Stored records
───

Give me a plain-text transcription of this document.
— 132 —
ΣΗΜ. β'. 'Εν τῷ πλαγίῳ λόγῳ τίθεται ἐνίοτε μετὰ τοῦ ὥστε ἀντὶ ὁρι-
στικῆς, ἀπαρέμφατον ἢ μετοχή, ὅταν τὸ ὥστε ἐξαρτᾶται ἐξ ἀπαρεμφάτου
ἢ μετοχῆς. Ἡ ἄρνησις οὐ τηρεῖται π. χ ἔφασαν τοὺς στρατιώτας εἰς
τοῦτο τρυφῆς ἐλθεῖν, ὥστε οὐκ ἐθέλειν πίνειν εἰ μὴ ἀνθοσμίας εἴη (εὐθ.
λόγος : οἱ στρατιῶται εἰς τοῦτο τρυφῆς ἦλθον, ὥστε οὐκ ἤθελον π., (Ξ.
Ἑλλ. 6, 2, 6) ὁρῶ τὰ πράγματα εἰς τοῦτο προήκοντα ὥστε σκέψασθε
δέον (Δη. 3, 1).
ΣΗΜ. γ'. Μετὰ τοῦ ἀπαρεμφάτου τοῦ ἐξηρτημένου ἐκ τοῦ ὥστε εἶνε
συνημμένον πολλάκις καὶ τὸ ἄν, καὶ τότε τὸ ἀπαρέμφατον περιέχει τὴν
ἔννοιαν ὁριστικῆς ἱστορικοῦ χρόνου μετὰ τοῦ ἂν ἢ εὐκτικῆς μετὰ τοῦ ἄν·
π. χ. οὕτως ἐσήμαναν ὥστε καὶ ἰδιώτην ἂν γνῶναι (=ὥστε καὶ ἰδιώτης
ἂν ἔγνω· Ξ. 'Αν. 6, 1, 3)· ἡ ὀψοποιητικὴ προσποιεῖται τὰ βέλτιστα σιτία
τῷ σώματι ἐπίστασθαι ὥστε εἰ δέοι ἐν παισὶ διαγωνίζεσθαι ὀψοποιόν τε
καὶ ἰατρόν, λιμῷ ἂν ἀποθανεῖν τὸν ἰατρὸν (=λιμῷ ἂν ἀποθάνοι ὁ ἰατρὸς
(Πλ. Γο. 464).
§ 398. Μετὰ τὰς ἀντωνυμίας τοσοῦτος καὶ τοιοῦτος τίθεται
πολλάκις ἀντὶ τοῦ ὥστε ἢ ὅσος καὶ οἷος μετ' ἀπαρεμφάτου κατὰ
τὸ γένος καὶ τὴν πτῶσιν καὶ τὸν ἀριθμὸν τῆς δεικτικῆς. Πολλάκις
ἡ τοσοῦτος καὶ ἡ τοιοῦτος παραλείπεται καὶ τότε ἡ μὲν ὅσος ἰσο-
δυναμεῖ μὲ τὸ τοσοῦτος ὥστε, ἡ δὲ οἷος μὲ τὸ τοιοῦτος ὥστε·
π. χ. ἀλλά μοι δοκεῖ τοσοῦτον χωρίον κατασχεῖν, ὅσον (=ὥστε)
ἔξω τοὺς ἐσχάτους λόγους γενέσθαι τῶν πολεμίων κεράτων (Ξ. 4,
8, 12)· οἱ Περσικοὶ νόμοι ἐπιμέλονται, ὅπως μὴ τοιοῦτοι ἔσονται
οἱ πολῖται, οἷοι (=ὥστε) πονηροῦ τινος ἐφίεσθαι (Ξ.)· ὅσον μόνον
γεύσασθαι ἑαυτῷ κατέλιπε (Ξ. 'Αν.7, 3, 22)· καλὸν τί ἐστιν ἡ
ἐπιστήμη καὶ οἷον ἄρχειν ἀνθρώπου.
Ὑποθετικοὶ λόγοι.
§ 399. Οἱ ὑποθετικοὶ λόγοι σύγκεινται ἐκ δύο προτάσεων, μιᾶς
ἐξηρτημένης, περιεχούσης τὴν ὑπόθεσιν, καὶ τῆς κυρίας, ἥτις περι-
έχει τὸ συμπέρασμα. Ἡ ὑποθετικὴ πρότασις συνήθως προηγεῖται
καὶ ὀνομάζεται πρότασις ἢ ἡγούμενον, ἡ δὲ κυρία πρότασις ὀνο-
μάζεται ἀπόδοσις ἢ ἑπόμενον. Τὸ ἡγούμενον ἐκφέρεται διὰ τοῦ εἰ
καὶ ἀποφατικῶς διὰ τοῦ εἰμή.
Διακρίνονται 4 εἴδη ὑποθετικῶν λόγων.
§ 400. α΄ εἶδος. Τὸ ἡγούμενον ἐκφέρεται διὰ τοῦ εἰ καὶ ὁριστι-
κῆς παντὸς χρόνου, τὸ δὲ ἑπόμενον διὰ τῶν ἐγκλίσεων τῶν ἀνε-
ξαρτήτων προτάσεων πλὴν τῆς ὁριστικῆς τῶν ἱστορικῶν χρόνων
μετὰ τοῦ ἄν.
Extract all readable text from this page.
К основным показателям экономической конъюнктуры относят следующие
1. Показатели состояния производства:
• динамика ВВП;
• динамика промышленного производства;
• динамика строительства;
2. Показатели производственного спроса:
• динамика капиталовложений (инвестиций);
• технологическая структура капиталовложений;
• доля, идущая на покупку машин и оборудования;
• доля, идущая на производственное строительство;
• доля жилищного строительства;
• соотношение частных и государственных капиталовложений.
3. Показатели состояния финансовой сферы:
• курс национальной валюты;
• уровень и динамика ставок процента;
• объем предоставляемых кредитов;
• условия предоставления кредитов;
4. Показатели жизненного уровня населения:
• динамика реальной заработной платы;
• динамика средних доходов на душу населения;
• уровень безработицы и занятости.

───

From the records above, pull out each line that has "τίθεται".

ΣΗΜ. β'. 'Εν τῷ πλαγίῳ λόγῳ τίθεται ἐνίοτε μετὰ τοῦ ὥστε ἀντὶ ὁρι-
§ 398. Μετὰ τὰς ἀντωνυμίας τοσοῦτος καὶ τοιοῦτος τίθεται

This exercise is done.